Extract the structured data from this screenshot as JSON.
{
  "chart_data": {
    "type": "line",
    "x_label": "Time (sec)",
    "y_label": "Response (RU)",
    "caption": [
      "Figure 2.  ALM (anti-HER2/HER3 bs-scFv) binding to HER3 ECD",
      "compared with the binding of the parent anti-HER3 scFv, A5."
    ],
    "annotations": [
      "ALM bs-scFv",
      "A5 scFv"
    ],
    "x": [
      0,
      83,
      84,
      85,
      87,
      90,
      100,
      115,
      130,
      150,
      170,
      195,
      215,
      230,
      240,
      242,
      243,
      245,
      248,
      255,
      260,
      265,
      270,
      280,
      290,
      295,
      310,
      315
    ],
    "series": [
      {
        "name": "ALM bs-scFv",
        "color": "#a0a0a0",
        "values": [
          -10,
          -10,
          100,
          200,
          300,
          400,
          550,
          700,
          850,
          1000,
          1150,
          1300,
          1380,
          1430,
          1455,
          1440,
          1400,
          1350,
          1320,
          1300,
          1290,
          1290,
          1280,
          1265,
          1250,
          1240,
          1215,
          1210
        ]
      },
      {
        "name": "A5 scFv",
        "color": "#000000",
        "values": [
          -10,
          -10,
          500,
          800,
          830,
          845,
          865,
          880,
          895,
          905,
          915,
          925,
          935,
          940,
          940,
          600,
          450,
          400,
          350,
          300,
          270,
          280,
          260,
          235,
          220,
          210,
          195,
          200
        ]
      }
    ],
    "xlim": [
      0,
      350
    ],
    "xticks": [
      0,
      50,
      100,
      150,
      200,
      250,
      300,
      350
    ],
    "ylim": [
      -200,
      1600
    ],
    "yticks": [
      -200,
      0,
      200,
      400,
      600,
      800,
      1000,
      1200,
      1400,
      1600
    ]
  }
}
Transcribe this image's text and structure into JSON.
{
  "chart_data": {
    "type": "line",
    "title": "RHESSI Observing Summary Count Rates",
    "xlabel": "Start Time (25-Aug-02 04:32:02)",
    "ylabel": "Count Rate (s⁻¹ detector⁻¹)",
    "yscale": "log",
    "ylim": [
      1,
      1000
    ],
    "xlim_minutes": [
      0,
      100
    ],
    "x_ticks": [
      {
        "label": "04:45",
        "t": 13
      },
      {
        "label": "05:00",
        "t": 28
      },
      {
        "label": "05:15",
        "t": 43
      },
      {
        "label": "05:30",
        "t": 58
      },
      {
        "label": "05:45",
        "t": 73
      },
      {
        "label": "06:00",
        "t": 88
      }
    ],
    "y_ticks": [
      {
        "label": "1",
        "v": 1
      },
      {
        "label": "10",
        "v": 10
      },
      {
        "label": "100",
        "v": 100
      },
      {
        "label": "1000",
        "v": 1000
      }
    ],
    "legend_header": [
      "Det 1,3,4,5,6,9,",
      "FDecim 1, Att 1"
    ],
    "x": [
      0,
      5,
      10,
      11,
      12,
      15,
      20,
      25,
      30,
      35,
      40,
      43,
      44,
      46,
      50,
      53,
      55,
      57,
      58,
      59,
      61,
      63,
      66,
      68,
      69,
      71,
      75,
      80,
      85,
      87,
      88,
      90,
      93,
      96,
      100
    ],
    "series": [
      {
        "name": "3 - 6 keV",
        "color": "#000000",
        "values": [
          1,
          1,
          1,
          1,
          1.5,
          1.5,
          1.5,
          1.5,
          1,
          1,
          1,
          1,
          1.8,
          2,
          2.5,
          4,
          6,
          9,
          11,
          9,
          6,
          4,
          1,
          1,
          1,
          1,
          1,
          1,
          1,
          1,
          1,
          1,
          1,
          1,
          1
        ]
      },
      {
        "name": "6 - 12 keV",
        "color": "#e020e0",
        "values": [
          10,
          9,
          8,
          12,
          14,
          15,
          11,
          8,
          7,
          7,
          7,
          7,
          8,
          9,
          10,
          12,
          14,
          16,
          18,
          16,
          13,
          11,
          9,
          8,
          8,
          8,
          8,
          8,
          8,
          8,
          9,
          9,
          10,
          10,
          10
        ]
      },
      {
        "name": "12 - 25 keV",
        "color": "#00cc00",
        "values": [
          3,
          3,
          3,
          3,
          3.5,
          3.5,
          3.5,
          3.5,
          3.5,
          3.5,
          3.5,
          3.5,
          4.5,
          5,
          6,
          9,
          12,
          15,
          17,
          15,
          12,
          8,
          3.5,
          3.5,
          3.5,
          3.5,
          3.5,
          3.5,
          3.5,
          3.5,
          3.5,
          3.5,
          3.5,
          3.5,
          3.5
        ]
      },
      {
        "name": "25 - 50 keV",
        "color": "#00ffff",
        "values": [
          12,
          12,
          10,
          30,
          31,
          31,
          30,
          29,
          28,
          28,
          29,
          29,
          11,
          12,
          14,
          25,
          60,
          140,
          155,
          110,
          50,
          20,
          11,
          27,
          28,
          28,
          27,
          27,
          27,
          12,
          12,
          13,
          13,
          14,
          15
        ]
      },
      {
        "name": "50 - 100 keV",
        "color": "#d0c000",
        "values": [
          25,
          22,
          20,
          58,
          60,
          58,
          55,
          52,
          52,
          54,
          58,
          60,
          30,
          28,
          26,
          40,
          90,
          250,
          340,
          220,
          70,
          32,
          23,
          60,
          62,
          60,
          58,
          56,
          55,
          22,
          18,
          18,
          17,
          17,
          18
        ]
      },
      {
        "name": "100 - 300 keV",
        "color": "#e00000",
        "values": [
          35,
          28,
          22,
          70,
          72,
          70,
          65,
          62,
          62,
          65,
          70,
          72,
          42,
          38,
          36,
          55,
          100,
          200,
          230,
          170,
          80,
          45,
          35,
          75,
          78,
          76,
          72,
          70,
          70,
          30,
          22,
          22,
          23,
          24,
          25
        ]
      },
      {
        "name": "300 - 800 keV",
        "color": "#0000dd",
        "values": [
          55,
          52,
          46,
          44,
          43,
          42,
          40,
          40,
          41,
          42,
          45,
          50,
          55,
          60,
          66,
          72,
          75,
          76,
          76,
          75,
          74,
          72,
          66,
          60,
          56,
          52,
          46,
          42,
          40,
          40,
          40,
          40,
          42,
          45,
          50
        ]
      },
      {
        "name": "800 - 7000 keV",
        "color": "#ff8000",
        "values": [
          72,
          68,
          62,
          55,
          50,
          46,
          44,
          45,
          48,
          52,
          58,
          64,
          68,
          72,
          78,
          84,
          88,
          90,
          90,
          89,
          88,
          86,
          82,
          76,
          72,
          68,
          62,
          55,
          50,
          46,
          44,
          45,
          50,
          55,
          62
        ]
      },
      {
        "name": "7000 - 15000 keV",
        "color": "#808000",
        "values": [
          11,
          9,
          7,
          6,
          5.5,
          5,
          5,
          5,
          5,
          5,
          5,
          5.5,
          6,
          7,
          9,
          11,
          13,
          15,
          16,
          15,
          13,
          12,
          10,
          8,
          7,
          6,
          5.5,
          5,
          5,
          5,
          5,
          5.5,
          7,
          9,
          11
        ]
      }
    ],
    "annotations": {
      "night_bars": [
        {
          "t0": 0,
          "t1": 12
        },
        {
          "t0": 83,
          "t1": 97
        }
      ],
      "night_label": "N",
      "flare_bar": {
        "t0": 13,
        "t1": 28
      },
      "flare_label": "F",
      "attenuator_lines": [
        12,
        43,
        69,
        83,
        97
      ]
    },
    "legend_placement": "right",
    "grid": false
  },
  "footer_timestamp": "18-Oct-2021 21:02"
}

### What to do
Identify every line above with the string "Count" in it. Copy those lines.

### Exercise result
    "title": "RHESSI Observing Summary Count Rates",
    "ylabel": "Count Rate (s⁻¹ detector⁻¹)",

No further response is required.